## [DATA ENTRIES]
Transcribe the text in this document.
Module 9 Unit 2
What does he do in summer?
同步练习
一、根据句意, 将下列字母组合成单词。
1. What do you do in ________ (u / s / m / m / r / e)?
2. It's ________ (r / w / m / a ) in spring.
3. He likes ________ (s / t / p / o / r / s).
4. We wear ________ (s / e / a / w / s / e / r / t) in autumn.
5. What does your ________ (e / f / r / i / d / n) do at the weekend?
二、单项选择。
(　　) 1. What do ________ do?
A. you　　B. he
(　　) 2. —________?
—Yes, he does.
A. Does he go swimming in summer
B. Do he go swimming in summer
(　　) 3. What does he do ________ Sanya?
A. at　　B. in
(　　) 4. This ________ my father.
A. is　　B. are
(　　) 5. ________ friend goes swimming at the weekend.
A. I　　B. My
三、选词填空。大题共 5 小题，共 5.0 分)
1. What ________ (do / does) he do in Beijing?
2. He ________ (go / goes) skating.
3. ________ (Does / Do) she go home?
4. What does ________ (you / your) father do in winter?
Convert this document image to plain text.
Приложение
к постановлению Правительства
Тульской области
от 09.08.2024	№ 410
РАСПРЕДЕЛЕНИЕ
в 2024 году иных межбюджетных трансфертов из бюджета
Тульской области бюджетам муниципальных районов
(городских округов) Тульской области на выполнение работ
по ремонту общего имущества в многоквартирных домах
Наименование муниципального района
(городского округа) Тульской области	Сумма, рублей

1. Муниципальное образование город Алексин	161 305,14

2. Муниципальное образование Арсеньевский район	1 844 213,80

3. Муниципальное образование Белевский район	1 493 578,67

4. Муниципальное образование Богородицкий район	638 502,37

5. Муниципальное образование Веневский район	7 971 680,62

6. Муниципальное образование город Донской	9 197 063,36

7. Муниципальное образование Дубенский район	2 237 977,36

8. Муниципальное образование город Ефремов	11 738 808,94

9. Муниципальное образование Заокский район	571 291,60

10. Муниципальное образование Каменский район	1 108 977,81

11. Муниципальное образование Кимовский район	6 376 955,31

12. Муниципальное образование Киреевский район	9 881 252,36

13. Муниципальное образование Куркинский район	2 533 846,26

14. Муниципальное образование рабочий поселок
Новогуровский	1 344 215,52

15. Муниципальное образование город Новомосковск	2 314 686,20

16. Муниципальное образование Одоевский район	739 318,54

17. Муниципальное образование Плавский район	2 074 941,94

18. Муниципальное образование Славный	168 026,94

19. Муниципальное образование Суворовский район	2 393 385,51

---

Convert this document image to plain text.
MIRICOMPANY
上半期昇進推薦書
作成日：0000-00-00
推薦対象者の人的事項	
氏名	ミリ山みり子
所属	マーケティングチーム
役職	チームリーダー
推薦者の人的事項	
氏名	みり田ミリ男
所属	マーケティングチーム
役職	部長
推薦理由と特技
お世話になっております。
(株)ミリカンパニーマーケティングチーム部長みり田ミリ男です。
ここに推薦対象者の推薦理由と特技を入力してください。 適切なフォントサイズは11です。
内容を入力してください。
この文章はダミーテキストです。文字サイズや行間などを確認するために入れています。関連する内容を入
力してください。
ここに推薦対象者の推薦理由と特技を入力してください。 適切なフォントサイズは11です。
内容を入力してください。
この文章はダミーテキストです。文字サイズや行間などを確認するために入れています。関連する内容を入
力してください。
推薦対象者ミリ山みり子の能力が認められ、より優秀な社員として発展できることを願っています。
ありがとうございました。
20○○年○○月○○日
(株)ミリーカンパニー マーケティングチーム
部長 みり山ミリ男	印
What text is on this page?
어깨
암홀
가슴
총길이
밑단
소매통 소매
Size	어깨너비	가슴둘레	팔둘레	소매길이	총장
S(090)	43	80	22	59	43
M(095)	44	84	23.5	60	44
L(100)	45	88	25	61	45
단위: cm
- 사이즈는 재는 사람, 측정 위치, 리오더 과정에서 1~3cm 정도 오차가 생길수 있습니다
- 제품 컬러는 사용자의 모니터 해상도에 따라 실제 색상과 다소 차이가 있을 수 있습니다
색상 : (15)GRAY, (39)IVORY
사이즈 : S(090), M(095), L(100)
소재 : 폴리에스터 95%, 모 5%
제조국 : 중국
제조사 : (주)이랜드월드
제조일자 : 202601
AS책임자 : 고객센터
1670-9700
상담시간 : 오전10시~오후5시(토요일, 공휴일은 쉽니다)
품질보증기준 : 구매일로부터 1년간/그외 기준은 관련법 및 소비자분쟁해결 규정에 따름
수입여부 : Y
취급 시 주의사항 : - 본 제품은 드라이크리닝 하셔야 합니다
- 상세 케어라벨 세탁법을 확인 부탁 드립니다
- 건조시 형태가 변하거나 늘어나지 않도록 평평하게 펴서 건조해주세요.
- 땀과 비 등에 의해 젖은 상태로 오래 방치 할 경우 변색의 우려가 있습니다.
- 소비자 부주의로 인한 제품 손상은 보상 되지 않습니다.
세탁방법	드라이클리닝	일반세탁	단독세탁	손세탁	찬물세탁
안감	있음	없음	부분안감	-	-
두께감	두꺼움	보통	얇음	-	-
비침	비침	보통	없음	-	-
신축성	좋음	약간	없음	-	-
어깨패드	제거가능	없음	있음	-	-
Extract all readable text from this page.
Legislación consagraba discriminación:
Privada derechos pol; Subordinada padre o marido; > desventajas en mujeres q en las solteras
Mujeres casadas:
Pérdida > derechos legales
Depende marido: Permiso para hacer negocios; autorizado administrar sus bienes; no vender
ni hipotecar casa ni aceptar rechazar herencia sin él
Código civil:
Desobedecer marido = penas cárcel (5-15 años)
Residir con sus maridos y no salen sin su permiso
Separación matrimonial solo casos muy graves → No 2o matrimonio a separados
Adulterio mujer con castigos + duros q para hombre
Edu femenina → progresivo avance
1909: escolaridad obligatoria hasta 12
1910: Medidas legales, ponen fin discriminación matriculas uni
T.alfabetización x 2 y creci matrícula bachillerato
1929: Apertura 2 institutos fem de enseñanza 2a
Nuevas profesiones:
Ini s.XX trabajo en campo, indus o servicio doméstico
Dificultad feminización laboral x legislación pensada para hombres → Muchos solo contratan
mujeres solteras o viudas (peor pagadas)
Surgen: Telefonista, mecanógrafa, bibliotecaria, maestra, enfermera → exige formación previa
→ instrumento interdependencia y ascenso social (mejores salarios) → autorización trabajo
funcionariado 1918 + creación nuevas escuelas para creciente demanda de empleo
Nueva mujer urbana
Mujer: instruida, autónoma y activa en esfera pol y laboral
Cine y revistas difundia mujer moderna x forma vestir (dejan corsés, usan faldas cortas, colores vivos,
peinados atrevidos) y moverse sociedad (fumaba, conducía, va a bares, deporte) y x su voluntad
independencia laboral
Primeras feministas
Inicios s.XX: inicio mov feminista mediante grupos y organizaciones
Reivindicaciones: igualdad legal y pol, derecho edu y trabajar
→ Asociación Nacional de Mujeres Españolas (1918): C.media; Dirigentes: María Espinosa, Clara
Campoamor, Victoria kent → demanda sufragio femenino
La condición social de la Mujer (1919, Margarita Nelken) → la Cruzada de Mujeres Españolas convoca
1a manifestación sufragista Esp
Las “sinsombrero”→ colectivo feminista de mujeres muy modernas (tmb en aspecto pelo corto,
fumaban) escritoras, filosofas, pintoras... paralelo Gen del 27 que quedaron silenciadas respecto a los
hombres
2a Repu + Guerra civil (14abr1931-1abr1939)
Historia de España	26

## [AIM]
Filter lines by "области" and return each hit.

## [COMPLETE RESPONSE]
Тульской области
Тульской области бюджетам муниципальных районов
(городских округов) Тульской области на выполнение работ
(городского округа) Тульской области	Сумма, рублей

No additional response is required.